» **Request**:
Locate each line of the material that contains "document", then return it.

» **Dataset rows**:

# # # # #

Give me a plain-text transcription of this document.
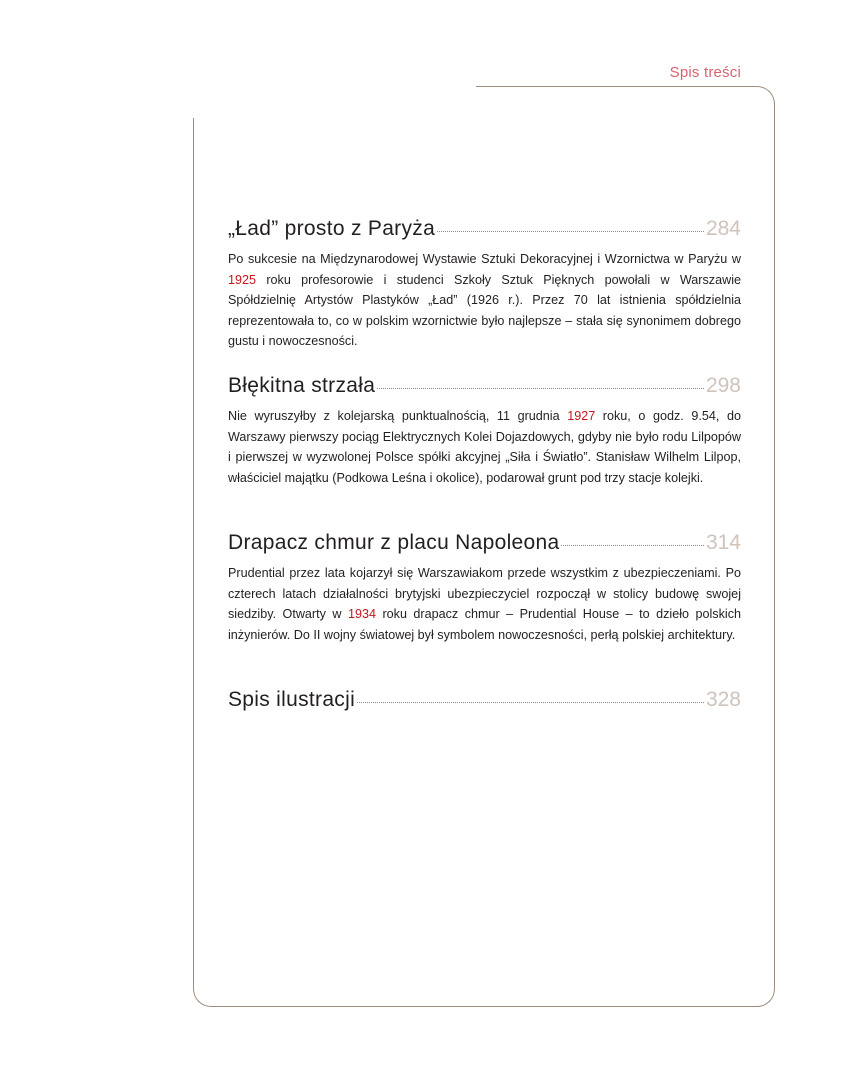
Spis treści
„Ład” prosto z Paryża	284
Po sukcesie na Międzynarodowej Wystawie Sztuki Dekoracyjnej i Wzornictwa w Paryżu w 1925 roku profesorowie i studenci Szkoły Sztuk Pięknych powołali w Warszawie Spółdzielnię Artystów Plastyków „Ład” (1926 r.). Przez 70 lat istnienia spółdzielnia reprezentowała to, co w polskim wzornictwie było najlepsze – stała się synonimem dobrego gustu i nowoczesności.
Błękitna strzała	298
Nie wyruszyłby z kolejarską punktualnością, 11 grudnia 1927 roku, o godz. 9.54, do Warszawy pierwszy pociąg Elektrycznych Kolei Dojazdowych, gdyby nie było rodu Lilpopów i pierwszej w wyzwolonej Polsce spółki akcyjnej „Siła i Światło”. Stanisław Wilhelm Lilpop, właściciel majątku (Podkowa Leśna i okolice), podarował grunt pod trzy stacje kolejki.
Drapacz chmur z placu Napoleona	314
Prudential przez lata kojarzył się Warszawiakom przede wszystkim z ubezpieczeniami. Po czterech latach działalności brytyjski ubezpieczyciel rozpoczął w stolicy budowę swojej siedziby. Otwarty w 1934 roku drapacz chmur – Prudential House – to dzieło polskich inżynierów. Do II wojny światowej był symbolem nowoczesności, perłą polskiej architektury.
Spis ilustracji	328
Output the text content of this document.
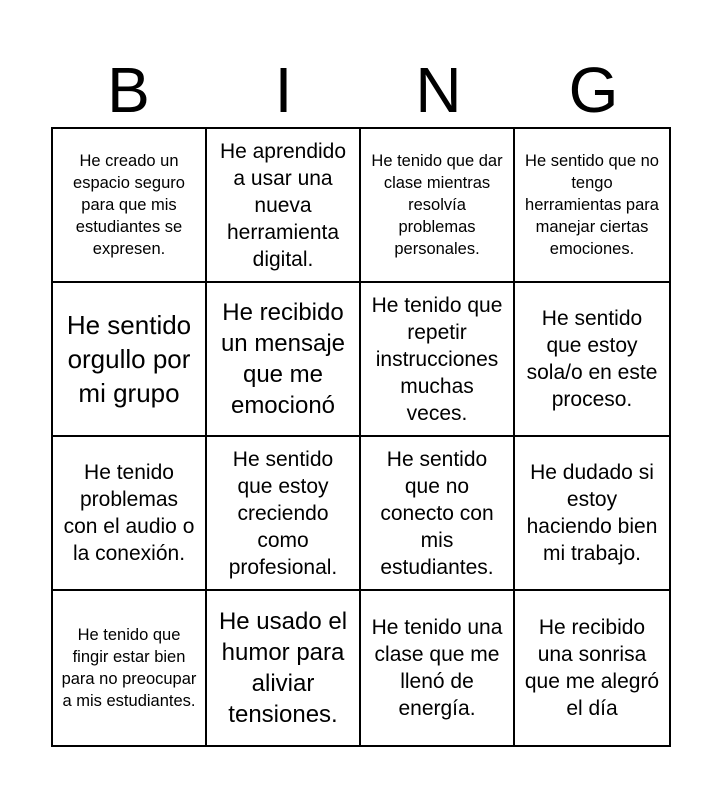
B	I	N	G
He creado un espacio seguro para que mis estudiantes se expresen.
He aprendido a usar una nueva herramienta digital.
He tenido que dar clase mientras resolvía problemas personales.
He sentido que no tengo herramientas para manejar ciertas emociones.
He sentido orgullo por mi grupo
He recibido un mensaje que me emocionó
He tenido que repetir instrucciones muchas veces.
He sentido que estoy sola/o en este proceso.
He tenido problemas con el audio o la conexión.
He sentido que estoy creciendo como profesional.
He sentido que no conecto con mis estudiantes.
He dudado si estoy haciendo bien mi trabajo.
He tenido que fingir estar bien para no preocupar a mis estudiantes.
He usado el humor para aliviar tensiones.
He tenido una clase que me llenó de energía.
He recibido una sonrisa que me alegró el día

# # # # #

» **Answer to this problem**:
Give me a plain-text transcription of this document.
Output the text content of this document.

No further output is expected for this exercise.